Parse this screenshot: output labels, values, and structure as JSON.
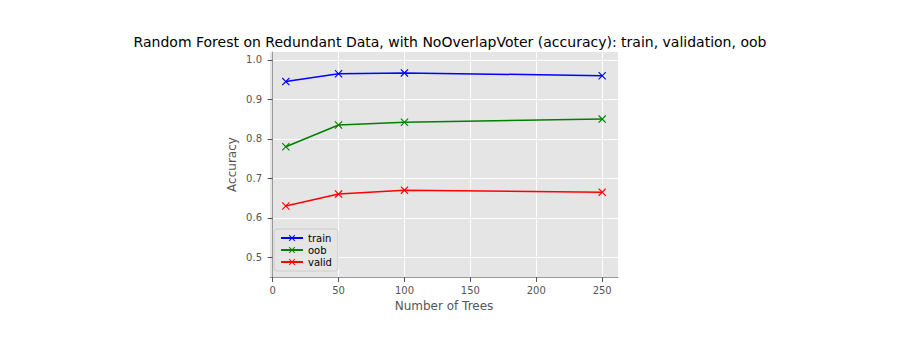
{
  "chart_data": {
    "type": "line",
    "title": "Random Forest on Redundant Data, with NoOverlapVoter (accuracy): train, validation, oob",
    "x_label": "Number of Trees",
    "y_label": "Accuracy",
    "x": [
      10,
      50,
      100,
      250
    ],
    "series": [
      {
        "name": "train",
        "color": "#0000ff",
        "values": [
          0.945,
          0.965,
          0.967,
          0.96
        ]
      },
      {
        "name": "oob",
        "color": "#008000",
        "values": [
          0.78,
          0.835,
          0.842,
          0.85
        ]
      },
      {
        "name": "valid",
        "color": "#ff0000",
        "values": [
          0.63,
          0.66,
          0.67,
          0.665
        ]
      }
    ],
    "marker": "x",
    "xlim": [
      -2,
      262
    ],
    "xticks": [
      0,
      50,
      100,
      150,
      200,
      250
    ],
    "ylim": [
      0.45,
      1.02
    ],
    "yticks": [
      0.5,
      0.6,
      0.7,
      0.8,
      0.9,
      {
        "value": 1.0,
        "label": "1.0"
      }
    ],
    "grid": true,
    "legend": "lower left"
  }
}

——

#### Your goal
All of the data above should be quoted exactly, except for the pictures.

#### Answer to this exercise
Parse this screenshot: output labels, values, and structure as JSON.
{
  "chart_data": {
    "type": "line",
    "title": "Random Forest on Redundant Data, with NoOverlapVoter (accuracy): train, validation, oob",
    "x_label": "Number of Trees",
    "y_label": "Accuracy",
    "x": [
      10,
      50,
      100,
      250
    ],
    "series": [
      {
        "name": "train",
        "color": "#0000ff",
        "values": [
          0.945,
          0.965,
          0.967,
          0.96
        ]
      },
      {
        "name": "oob",
        "color": "#008000",
        "values": [
          0.78,
          0.835,
          0.842,
          0.85
        ]
      },
      {
        "name": "valid",
        "color": "#ff0000",
        "values": [
          0.63,
          0.66,
          0.67,
          0.665
        ]
      }
    ],
    "marker": "x",
    "xlim": [
      -2,
      262
    ],
    "xticks": [
      0,
      50,
      100,
      150,
      200,
      250
    ],
    "ylim": [
      0.45,
      1.02
    ],
    "yticks": [
      0.5,
      0.6,
      0.7,
      0.8,
      0.9,
      {
        "value": 1.0,
        "label": "1.0"
      }
    ],
    "grid": true,
    "legend": "lower left"
  }
}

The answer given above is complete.